- **WHAT IS NEEDED**:
Of all the lines in the records, how many hold the word "wymogów"? Answer with the number only.

====== DATA FOR THIS TASK ======

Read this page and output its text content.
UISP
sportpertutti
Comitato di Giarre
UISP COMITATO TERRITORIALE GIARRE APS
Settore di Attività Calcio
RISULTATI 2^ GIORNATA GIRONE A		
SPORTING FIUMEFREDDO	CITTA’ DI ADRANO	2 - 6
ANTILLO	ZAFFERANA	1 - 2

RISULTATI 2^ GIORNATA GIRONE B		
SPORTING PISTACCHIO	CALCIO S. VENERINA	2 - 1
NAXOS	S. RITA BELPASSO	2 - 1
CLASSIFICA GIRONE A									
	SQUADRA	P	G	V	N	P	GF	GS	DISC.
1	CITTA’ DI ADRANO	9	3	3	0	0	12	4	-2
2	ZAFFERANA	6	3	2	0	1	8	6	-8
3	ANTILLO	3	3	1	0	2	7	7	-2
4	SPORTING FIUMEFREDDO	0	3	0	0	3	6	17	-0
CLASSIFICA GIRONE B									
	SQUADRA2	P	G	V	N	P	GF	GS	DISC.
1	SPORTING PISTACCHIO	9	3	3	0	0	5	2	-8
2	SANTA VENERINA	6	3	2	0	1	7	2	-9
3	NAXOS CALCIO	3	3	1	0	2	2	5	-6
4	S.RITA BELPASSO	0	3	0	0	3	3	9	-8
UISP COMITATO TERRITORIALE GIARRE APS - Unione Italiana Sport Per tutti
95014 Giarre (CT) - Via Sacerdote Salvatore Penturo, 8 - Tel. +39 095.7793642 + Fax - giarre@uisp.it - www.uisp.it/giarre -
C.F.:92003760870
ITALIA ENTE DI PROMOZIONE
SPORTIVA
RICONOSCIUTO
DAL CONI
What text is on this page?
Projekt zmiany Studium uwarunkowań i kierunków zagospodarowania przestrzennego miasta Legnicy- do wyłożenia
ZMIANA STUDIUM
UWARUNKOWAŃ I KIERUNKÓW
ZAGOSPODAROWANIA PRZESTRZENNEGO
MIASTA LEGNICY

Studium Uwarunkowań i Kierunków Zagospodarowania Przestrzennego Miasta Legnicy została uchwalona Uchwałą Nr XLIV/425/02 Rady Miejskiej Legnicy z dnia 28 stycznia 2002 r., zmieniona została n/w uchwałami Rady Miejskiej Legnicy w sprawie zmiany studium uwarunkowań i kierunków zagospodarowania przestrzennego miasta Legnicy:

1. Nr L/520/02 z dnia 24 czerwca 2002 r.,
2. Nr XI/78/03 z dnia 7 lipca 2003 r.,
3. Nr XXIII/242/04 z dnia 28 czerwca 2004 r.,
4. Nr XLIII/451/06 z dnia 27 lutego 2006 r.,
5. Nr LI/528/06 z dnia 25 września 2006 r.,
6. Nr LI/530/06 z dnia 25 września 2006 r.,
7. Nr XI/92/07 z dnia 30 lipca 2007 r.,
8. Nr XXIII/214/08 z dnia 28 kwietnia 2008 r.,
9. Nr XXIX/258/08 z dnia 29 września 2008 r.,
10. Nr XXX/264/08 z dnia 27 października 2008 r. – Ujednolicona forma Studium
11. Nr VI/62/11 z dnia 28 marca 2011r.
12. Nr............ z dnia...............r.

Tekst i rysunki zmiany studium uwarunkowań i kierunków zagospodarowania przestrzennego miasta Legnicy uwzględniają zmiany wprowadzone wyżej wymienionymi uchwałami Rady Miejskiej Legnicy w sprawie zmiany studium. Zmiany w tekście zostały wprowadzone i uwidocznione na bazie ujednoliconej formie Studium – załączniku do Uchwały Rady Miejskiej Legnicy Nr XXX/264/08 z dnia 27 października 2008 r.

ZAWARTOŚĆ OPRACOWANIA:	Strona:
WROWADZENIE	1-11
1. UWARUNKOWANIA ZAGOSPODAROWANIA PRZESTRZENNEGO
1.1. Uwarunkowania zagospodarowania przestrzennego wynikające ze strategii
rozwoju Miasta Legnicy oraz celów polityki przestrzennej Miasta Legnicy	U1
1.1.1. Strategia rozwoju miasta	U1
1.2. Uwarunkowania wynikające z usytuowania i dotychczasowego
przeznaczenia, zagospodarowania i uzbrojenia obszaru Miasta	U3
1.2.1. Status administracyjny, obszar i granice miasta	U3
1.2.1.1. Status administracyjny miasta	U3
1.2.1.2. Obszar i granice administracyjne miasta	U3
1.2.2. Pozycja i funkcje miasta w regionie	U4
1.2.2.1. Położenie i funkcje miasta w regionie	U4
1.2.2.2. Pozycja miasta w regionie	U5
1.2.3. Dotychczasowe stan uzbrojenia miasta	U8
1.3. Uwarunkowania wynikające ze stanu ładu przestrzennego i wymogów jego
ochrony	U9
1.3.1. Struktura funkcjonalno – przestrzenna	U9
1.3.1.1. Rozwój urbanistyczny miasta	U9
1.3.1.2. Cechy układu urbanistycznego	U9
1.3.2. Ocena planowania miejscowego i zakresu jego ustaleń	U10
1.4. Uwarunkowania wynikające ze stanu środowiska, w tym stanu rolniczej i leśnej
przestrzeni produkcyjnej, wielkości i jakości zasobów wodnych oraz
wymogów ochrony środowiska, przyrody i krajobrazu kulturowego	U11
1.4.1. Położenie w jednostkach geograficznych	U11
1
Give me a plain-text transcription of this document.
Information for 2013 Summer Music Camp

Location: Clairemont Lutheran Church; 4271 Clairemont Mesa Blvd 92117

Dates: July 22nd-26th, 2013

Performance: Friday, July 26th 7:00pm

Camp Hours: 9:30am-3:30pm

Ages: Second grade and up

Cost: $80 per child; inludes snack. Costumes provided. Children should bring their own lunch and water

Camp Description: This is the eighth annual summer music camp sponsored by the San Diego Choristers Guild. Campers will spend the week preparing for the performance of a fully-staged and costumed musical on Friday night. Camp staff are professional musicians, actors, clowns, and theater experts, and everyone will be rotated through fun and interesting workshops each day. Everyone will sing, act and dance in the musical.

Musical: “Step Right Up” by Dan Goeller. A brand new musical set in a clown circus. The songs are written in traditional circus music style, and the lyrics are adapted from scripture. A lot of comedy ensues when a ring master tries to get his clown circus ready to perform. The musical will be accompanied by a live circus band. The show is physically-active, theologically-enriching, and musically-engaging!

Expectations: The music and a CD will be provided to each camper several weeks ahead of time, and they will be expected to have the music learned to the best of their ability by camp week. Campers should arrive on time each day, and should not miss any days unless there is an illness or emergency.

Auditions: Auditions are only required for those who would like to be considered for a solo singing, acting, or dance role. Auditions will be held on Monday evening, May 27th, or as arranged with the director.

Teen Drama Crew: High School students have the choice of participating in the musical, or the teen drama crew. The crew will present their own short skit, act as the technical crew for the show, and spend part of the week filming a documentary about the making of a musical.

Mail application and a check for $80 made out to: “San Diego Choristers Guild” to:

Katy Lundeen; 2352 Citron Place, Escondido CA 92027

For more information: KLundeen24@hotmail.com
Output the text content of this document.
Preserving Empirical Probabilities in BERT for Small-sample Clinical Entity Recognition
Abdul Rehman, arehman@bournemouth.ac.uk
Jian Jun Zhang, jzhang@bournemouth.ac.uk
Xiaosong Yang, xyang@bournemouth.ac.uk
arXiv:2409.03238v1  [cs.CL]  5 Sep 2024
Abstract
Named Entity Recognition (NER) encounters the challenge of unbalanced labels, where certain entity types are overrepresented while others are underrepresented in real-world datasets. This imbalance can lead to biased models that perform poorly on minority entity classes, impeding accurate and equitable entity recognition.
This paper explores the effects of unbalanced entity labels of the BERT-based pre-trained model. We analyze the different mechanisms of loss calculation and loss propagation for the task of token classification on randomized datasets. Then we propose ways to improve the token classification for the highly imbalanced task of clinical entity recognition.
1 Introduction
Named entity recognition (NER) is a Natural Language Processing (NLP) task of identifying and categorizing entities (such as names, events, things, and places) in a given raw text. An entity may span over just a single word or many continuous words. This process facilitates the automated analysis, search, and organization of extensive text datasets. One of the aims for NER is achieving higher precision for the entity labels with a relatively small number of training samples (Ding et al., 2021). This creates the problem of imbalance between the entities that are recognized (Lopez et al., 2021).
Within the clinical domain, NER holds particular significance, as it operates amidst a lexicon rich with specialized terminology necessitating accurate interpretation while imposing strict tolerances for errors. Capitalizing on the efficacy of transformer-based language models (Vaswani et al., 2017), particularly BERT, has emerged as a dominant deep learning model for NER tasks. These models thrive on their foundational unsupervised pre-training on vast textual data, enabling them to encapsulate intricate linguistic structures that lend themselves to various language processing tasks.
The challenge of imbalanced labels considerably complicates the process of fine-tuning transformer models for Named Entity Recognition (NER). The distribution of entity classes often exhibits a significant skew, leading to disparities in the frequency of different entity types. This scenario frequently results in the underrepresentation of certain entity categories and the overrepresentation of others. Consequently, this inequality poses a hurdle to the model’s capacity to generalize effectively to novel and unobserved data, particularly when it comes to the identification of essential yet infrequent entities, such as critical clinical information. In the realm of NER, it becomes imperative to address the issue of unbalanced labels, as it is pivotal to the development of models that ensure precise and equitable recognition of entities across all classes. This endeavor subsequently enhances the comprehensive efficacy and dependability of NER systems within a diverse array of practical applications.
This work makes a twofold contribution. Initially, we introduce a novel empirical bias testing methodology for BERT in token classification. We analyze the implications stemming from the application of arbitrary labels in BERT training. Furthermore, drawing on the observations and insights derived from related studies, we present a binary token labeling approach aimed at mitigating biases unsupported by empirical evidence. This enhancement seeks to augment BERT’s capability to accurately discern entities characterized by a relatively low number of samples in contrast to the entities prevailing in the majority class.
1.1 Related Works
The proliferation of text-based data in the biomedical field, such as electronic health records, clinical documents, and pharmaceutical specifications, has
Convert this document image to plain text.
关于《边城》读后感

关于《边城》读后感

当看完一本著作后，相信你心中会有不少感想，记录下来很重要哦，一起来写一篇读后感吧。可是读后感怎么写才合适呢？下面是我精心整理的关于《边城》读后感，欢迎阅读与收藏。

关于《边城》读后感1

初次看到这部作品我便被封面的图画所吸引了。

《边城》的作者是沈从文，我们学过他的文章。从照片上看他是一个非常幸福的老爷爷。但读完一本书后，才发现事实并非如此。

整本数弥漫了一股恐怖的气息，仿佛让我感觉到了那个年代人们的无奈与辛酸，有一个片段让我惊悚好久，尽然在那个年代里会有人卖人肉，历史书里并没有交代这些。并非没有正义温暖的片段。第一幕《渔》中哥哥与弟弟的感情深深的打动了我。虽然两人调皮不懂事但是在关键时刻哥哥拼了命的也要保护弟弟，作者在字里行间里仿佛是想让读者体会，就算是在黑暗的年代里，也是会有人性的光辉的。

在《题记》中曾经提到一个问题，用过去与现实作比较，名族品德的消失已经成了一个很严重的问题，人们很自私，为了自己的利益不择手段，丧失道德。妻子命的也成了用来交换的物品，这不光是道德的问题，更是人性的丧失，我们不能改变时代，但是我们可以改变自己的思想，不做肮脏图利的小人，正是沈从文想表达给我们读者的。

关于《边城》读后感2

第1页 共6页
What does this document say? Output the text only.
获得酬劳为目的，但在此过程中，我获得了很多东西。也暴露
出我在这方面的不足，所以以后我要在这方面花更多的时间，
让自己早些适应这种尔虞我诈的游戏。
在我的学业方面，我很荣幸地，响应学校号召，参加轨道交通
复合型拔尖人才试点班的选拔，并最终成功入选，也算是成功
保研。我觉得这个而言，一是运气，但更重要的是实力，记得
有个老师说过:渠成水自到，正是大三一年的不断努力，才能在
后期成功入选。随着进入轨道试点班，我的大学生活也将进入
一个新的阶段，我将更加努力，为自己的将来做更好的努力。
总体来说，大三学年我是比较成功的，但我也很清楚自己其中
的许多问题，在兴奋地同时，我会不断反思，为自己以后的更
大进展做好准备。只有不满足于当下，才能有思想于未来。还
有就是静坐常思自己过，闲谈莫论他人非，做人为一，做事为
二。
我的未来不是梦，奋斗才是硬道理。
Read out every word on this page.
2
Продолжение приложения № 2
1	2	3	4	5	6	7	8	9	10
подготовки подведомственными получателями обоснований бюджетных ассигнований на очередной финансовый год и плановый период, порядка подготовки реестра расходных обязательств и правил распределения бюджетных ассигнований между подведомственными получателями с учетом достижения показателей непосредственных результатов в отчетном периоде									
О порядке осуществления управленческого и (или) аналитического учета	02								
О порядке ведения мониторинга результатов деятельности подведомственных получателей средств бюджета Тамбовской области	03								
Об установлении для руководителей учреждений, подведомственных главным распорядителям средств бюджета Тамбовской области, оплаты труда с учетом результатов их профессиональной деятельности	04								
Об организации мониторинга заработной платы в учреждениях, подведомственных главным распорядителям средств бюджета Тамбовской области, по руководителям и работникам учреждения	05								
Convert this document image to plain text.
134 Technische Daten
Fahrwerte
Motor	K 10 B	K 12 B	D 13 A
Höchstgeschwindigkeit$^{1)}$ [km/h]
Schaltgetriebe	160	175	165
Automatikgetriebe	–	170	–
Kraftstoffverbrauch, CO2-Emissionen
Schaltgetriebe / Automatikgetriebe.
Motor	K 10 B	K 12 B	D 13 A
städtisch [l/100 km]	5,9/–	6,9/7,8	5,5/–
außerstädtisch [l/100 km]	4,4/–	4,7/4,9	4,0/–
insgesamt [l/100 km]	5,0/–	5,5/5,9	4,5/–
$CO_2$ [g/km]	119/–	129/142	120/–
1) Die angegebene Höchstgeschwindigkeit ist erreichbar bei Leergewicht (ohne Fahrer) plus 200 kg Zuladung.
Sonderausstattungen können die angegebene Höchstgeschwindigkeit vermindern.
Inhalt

======

- **THE REPLY**:
2